__STATED EXERCISE__
Your task is to output the data exactly as it stands.

*-*-*

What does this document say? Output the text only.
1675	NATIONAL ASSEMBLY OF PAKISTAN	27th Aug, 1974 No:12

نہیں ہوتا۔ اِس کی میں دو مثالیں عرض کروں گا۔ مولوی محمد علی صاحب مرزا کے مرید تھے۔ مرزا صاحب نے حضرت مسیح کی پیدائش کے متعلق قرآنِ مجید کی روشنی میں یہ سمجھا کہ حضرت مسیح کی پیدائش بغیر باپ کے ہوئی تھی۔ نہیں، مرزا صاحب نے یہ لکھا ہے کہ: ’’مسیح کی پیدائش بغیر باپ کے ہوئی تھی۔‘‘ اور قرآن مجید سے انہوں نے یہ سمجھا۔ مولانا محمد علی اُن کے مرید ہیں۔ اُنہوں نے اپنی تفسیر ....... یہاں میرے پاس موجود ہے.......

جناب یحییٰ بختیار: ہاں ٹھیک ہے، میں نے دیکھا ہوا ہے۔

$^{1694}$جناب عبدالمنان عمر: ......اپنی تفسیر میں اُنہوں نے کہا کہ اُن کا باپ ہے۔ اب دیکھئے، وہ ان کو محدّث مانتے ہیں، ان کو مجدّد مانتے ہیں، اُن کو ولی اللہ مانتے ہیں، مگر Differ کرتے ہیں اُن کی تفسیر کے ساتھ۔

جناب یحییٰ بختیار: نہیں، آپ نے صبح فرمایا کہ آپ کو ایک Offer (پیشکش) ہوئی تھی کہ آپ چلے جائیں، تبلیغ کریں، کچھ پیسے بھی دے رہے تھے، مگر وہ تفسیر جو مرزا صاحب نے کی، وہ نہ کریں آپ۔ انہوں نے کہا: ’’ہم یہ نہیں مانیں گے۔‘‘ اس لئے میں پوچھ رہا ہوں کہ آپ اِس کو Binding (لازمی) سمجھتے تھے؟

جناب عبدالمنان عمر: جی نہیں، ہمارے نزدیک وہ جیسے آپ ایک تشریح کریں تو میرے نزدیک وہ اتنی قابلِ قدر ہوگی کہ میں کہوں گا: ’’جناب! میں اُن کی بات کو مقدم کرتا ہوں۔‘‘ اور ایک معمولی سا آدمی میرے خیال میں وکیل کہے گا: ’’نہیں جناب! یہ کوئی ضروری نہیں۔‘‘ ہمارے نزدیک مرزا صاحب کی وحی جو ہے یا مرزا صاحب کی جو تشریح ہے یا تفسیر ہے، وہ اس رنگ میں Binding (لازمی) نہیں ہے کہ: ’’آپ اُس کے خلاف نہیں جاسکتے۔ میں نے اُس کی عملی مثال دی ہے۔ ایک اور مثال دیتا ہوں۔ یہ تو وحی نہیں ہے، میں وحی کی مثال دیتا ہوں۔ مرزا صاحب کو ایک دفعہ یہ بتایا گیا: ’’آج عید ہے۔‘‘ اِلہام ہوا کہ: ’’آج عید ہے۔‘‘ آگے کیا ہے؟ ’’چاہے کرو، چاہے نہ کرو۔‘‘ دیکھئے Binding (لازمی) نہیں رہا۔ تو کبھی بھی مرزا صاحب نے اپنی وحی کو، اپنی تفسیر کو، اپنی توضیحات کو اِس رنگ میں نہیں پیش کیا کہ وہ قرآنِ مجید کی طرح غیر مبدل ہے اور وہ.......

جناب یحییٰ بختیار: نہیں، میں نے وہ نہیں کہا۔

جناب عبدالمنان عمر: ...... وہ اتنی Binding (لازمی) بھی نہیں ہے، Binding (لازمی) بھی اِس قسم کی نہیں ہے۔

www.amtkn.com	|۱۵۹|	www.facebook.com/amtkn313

*-*-*

__RESULT BELOW__
What does this document say? Output the text only.
1675	NATIONAL ASSEMBLY OF PAKISTAN	27th Aug, 1974 No:12

نہیں ہوتا۔ اِس کی میں دو مثالیں عرض کروں گا۔ مولوی محمد علی صاحب مرزا کے مرید تھے۔ مرزا صاحب نے حضرت مسیح کی پیدائش کے متعلق قرآنِ مجید کی روشنی میں یہ سمجھا کہ حضرت مسیح کی پیدائش بغیر باپ کے ہوئی تھی۔ نہیں، مرزا صاحب نے یہ لکھا ہے کہ: ’’مسیح کی پیدائش بغیر باپ کے ہوئی تھی۔‘‘ اور قرآن مجید سے انہوں نے یہ سمجھا۔ مولانا محمد علی اُن کے مرید ہیں۔ اُنہوں نے اپنی تفسیر ....... یہاں میرے پاس موجود ہے.......

جناب یحییٰ بختیار: ہاں ٹھیک ہے، میں نے دیکھا ہوا ہے۔

$^{1694}$جناب عبدالمنان عمر: ......اپنی تفسیر میں اُنہوں نے کہا کہ اُن کا باپ ہے۔ اب دیکھئے، وہ ان کو محدّث مانتے ہیں، ان کو مجدّد مانتے ہیں، اُن کو ولی اللہ مانتے ہیں، مگر Differ کرتے ہیں اُن کی تفسیر کے ساتھ۔

جناب یحییٰ بختیار: نہیں، آپ نے صبح فرمایا کہ آپ کو ایک Offer (پیشکش) ہوئی تھی کہ آپ چلے جائیں، تبلیغ کریں، کچھ پیسے بھی دے رہے تھے، مگر وہ تفسیر جو مرزا صاحب نے کی، وہ نہ کریں آپ۔ انہوں نے کہا: ’’ہم یہ نہیں مانیں گے۔‘‘ اس لئے میں پوچھ رہا ہوں کہ آپ اِس کو Binding (لازمی) سمجھتے تھے؟

جناب عبدالمنان عمر: جی نہیں، ہمارے نزدیک وہ جیسے آپ ایک تشریح کریں تو میرے نزدیک وہ اتنی قابلِ قدر ہوگی کہ میں کہوں گا: ’’جناب! میں اُن کی بات کو مقدم کرتا ہوں۔‘‘ اور ایک معمولی سا آدمی میرے خیال میں وکیل کہے گا: ’’نہیں جناب! یہ کوئی ضروری نہیں۔‘‘ ہمارے نزدیک مرزا صاحب کی وحی جو ہے یا مرزا صاحب کی جو تشریح ہے یا تفسیر ہے، وہ اس رنگ میں Binding (لازمی) نہیں ہے کہ: ’’آپ اُس کے خلاف نہیں جاسکتے۔ میں نے اُس کی عملی مثال دی ہے۔ ایک اور مثال دیتا ہوں۔ یہ تو وحی نہیں ہے، میں وحی کی مثال دیتا ہوں۔ مرزا صاحب کو ایک دفعہ یہ بتایا گیا: ’’آج عید ہے۔‘‘ اِلہام ہوا کہ: ’’آج عید ہے۔‘‘ آگے کیا ہے؟ ’’چاہے کرو، چاہے نہ کرو۔‘‘ دیکھئے Binding (لازمی) نہیں رہا۔ تو کبھی بھی مرزا صاحب نے اپنی وحی کو، اپنی تفسیر کو، اپنی توضیحات کو اِس رنگ میں نہیں پیش کیا کہ وہ قرآنِ مجید کی طرح غیر مبدل ہے اور وہ.......

جناب یحییٰ بختیار: نہیں، میں نے وہ نہیں کہا۔

جناب عبدالمنان عمر: ...... وہ اتنی Binding (لازمی) بھی نہیں ہے، Binding (لازمی) بھی اِس قسم کی نہیں ہے۔

www.amtkn.com	|۱۵۹|	www.facebook.com/amtkn313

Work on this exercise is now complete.